Written task ▸
Update the items from the first one through the line that contains "row-date: 18-11-2025 xyxy=(207,470,260,509)", inclusive, by replacing "Constable" with "Sub-Inspector". Leave everything else unchanged.

Provided records ▸
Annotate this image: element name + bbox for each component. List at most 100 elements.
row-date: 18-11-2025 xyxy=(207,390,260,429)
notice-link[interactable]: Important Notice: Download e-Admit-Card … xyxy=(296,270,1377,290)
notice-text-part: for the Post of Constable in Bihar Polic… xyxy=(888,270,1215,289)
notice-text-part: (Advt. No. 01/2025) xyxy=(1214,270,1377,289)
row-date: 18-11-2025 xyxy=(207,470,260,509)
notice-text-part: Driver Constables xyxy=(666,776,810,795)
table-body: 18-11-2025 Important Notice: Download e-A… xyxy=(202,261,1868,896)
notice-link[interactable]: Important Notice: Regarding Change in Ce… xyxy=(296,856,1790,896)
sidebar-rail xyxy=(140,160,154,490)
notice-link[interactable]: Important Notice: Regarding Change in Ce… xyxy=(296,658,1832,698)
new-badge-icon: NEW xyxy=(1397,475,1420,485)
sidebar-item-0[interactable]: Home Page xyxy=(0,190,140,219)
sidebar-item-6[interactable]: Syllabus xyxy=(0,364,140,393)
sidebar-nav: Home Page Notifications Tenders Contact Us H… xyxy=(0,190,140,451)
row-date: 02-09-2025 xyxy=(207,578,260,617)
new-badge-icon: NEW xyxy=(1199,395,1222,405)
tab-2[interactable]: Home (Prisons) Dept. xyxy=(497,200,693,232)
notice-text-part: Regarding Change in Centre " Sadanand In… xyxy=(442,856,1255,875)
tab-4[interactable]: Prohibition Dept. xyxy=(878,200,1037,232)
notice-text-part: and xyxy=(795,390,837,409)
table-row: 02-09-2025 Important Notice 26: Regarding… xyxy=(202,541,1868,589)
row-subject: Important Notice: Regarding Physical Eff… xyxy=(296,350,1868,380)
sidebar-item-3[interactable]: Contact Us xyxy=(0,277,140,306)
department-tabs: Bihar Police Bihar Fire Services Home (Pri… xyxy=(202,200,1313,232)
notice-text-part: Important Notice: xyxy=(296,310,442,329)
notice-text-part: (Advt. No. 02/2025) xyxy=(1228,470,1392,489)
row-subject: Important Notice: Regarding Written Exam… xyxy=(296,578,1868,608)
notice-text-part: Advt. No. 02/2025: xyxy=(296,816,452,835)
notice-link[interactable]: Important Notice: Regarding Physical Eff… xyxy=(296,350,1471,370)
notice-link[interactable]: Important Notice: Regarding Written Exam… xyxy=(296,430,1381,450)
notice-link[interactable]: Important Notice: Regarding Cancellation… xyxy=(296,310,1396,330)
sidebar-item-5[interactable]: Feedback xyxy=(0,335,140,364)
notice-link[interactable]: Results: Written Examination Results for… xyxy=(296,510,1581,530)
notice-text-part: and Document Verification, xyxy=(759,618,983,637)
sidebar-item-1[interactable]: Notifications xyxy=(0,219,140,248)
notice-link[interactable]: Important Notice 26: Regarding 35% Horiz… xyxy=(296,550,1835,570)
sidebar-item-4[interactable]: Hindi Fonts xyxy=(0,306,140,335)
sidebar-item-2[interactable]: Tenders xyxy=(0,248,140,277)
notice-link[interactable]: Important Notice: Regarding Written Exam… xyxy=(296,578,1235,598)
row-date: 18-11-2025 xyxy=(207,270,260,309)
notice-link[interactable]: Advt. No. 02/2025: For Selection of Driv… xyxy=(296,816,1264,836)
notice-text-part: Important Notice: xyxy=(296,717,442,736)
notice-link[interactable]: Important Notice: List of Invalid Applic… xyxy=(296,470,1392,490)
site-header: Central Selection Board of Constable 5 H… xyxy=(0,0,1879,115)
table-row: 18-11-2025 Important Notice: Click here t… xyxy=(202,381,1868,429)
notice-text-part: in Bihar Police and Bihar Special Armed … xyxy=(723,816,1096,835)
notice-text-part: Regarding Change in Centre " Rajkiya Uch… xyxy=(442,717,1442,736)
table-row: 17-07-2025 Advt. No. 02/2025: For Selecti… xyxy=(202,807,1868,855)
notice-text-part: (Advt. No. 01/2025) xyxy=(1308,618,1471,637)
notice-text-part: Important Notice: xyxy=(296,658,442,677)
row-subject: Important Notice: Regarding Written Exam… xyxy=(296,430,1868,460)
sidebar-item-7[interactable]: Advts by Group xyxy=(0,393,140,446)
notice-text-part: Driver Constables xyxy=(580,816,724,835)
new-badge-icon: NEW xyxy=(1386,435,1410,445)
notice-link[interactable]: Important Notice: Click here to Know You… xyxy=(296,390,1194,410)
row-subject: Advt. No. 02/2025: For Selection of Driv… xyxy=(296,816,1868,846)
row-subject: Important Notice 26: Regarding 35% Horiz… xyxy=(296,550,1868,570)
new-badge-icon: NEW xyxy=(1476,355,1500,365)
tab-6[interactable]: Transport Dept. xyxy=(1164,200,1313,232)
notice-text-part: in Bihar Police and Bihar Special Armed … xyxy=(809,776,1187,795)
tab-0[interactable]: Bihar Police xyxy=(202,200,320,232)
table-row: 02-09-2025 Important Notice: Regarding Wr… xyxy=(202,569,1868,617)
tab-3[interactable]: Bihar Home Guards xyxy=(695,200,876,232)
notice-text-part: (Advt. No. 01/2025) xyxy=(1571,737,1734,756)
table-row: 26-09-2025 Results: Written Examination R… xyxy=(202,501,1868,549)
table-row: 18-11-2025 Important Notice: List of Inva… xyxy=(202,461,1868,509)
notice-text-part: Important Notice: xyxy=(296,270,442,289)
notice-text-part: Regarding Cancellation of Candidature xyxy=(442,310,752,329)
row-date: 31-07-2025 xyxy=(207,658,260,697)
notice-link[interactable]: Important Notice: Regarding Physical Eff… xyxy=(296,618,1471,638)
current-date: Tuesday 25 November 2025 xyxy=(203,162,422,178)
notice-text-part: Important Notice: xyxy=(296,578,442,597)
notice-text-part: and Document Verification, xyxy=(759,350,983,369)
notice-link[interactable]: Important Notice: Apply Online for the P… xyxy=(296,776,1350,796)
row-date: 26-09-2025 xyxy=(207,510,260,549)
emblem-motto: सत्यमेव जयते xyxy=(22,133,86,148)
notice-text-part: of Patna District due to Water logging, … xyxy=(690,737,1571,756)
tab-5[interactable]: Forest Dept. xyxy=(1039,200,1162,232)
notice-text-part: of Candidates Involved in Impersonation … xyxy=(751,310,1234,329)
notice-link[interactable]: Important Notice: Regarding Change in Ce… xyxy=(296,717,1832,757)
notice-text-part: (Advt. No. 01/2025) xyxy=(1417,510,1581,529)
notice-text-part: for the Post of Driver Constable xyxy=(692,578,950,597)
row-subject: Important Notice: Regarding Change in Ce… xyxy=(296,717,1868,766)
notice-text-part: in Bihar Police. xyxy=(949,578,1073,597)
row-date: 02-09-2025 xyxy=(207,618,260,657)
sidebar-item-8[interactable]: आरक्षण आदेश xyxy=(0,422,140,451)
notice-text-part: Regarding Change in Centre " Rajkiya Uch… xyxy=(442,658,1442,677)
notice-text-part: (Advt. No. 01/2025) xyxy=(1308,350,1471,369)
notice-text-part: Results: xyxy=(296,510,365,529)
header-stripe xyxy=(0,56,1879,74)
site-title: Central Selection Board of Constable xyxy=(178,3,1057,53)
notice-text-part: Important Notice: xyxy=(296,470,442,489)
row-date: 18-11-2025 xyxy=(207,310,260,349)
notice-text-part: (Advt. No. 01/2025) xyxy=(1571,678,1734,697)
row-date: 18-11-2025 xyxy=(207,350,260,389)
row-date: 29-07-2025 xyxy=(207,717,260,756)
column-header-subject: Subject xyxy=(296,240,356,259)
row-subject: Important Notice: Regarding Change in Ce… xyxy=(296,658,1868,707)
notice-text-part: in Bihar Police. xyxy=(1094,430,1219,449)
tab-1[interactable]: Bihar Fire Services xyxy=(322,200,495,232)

Output for this exercise ▸
Annotate this image: element name + bbox for each component. List at most 100 elements.
row-date: 18-11-2025 xyxy=(207,390,260,429)
notice-link[interactable]: Important Notice: Download e-Admit-Card … xyxy=(296,270,1377,290)
notice-text-part: for the Post of Sub-Inspector in Bihar Polic… xyxy=(888,270,1215,289)
notice-text-part: (Advt. No. 01/2025) xyxy=(1214,270,1377,289)
row-date: 18-11-2025 xyxy=(207,470,260,509)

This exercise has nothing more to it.